**SET TASK:** Retype all material exactly. Pictures stay out of the copy.
# # # #
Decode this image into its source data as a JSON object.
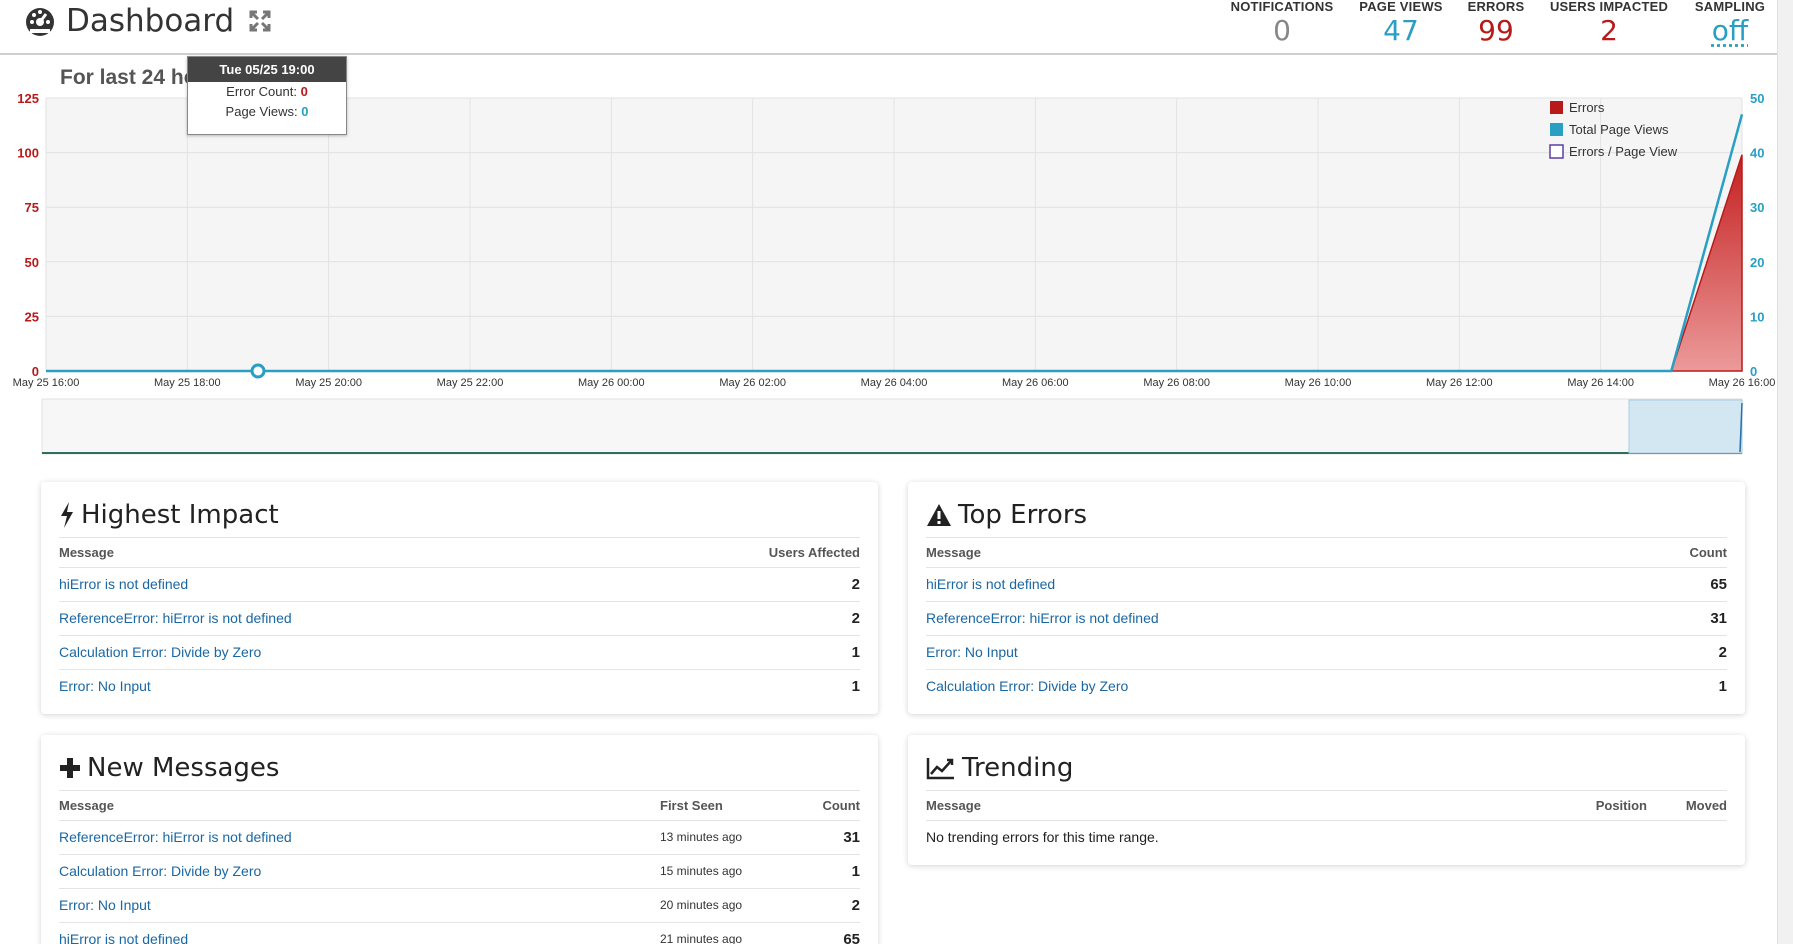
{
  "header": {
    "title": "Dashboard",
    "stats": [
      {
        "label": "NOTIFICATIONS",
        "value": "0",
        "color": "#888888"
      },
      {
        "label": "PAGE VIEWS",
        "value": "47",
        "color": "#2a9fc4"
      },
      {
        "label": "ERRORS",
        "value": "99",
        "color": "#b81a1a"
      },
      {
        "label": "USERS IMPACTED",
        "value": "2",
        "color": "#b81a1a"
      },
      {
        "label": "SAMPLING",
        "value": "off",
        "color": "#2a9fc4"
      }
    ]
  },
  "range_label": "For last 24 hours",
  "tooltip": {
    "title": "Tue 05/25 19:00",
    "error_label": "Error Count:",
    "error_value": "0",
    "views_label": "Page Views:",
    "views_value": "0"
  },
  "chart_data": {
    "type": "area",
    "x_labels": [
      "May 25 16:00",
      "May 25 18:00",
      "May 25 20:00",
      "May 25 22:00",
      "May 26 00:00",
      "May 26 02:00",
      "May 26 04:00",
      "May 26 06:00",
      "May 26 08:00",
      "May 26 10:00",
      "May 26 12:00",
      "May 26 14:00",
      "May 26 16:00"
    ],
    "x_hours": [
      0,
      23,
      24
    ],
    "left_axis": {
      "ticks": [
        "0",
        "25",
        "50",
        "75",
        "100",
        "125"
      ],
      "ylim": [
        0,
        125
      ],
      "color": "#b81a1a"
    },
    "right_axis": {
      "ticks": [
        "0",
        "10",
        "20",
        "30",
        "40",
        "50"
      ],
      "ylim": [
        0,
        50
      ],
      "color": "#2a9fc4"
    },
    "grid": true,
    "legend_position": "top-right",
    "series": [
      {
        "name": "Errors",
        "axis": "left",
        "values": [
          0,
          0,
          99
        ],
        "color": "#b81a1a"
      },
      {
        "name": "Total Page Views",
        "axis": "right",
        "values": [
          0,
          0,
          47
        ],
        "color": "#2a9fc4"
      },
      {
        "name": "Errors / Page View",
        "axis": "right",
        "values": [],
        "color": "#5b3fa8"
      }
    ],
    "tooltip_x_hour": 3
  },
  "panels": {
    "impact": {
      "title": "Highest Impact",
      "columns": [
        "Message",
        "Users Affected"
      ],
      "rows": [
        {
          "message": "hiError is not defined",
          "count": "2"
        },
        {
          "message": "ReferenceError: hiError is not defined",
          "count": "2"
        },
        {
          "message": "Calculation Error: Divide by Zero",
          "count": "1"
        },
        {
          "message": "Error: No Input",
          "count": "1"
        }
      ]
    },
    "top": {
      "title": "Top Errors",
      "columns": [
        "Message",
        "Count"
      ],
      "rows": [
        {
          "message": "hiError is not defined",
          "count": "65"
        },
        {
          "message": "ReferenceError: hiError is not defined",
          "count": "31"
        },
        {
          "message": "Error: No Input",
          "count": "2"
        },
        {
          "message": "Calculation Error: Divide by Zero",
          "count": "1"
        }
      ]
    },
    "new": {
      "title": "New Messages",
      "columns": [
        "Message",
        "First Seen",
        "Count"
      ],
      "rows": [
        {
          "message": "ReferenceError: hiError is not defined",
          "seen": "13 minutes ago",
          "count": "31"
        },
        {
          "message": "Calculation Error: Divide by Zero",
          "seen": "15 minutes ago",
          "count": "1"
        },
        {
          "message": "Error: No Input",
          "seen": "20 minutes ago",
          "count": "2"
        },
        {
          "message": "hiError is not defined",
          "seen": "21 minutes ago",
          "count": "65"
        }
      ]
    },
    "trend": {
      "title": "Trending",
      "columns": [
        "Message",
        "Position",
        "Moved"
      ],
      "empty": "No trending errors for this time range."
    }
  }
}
# # # #
**TASK RESPONSE:**
Decode this image into its source data as a JSON object.
{
  "header": {
    "title": "Dashboard",
    "stats": [
      {
        "label": "NOTIFICATIONS",
        "value": "0",
        "color": "#888888"
      },
      {
        "label": "PAGE VIEWS",
        "value": "47",
        "color": "#2a9fc4"
      },
      {
        "label": "ERRORS",
        "value": "99",
        "color": "#b81a1a"
      },
      {
        "label": "USERS IMPACTED",
        "value": "2",
        "color": "#b81a1a"
      },
      {
        "label": "SAMPLING",
        "value": "off",
        "color": "#2a9fc4"
      }
    ]
  },
  "range_label": "For last 24 hours",
  "tooltip": {
    "title": "Tue 05/25 19:00",
    "error_label": "Error Count:",
    "error_value": "0",
    "views_label": "Page Views:",
    "views_value": "0"
  },
  "chart_data": {
    "type": "area",
    "x_labels": [
      "May 25 16:00",
      "May 25 18:00",
      "May 25 20:00",
      "May 25 22:00",
      "May 26 00:00",
      "May 26 02:00",
      "May 26 04:00",
      "May 26 06:00",
      "May 26 08:00",
      "May 26 10:00",
      "May 26 12:00",
      "May 26 14:00",
      "May 26 16:00"
    ],
    "x_hours": [
      0,
      23,
      24
    ],
    "left_axis": {
      "ticks": [
        "0",
        "25",
        "50",
        "75",
        "100",
        "125"
      ],
      "ylim": [
        0,
        125
      ],
      "color": "#b81a1a"
    },
    "right_axis": {
      "ticks": [
        "0",
        "10",
        "20",
        "30",
        "40",
        "50"
      ],
      "ylim": [
        0,
        50
      ],
      "color": "#2a9fc4"
    },
    "grid": true,
    "legend_position": "top-right",
    "series": [
      {
        "name": "Errors",
        "axis": "left",
        "values": [
          0,
          0,
          99
        ],
        "color": "#b81a1a"
      },
      {
        "name": "Total Page Views",
        "axis": "right",
        "values": [
          0,
          0,
          47
        ],
        "color": "#2a9fc4"
      },
      {
        "name": "Errors / Page View",
        "axis": "right",
        "values": [],
        "color": "#5b3fa8"
      }
    ],
    "tooltip_x_hour": 3
  },
  "panels": {
    "impact": {
      "title": "Highest Impact",
      "columns": [
        "Message",
        "Users Affected"
      ],
      "rows": [
        {
          "message": "hiError is not defined",
          "count": "2"
        },
        {
          "message": "ReferenceError: hiError is not defined",
          "count": "2"
        },
        {
          "message": "Calculation Error: Divide by Zero",
          "count": "1"
        },
        {
          "message": "Error: No Input",
          "count": "1"
        }
      ]
    },
    "top": {
      "title": "Top Errors",
      "columns": [
        "Message",
        "Count"
      ],
      "rows": [
        {
          "message": "hiError is not defined",
          "count": "65"
        },
        {
          "message": "ReferenceError: hiError is not defined",
          "count": "31"
        },
        {
          "message": "Error: No Input",
          "count": "2"
        },
        {
          "message": "Calculation Error: Divide by Zero",
          "count": "1"
        }
      ]
    },
    "new": {
      "title": "New Messages",
      "columns": [
        "Message",
        "First Seen",
        "Count"
      ],
      "rows": [
        {
          "message": "ReferenceError: hiError is not defined",
          "seen": "13 minutes ago",
          "count": "31"
        },
        {
          "message": "Calculation Error: Divide by Zero",
          "seen": "15 minutes ago",
          "count": "1"
        },
        {
          "message": "Error: No Input",
          "seen": "20 minutes ago",
          "count": "2"
        },
        {
          "message": "hiError is not defined",
          "seen": "21 minutes ago",
          "count": "65"
        }
      ]
    },
    "trend": {
      "title": "Trending",
      "columns": [
        "Message",
        "Position",
        "Moved"
      ],
      "empty": "No trending errors for this time range."
    }
  }
}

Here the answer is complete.